WRITTEN PROBLEM — Go through the material below and copy all lines with "Siehe".

################

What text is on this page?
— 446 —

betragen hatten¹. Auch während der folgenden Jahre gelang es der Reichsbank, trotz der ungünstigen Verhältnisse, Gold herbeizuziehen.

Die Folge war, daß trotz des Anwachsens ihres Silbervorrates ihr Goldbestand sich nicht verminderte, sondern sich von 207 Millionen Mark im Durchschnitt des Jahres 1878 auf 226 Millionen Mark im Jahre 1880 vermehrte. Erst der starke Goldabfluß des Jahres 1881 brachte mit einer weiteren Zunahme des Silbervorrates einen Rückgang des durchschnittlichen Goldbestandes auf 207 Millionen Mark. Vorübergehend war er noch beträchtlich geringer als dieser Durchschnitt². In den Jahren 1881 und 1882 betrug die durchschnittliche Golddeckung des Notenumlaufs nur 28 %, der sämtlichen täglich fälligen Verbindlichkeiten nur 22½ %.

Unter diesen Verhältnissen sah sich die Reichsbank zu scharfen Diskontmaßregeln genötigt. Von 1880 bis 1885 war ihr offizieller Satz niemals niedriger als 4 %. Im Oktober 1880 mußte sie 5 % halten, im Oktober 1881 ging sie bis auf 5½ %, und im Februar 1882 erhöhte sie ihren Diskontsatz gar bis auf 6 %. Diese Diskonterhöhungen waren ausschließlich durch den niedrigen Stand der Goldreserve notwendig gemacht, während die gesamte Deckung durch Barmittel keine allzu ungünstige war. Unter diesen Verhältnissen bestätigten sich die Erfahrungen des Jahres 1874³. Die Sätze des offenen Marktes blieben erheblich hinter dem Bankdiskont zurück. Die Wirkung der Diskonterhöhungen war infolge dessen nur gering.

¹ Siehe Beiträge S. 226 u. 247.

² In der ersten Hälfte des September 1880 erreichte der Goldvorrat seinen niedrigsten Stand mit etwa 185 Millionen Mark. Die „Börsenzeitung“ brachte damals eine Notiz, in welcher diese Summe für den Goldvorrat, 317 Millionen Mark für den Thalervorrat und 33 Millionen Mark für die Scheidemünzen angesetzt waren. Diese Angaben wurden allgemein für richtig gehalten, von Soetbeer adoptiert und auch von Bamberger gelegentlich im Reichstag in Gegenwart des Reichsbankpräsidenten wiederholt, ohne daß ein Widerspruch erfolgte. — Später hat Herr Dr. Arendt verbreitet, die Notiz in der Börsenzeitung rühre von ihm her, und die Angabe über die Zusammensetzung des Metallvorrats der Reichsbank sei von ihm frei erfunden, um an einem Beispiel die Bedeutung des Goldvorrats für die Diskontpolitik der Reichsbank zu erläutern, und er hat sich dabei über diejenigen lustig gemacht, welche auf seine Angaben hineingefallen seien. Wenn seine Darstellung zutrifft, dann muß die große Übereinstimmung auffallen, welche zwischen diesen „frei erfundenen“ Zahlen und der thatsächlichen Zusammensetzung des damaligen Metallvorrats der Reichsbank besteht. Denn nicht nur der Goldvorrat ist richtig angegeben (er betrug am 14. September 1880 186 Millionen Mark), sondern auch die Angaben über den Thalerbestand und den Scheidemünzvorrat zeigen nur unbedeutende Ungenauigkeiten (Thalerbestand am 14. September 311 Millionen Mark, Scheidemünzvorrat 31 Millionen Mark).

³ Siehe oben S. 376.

################

ANSWER FOR THIS EXERCISE —
¹ Siehe Beiträge S. 226 u. 247.
³ Siehe oben S. 376.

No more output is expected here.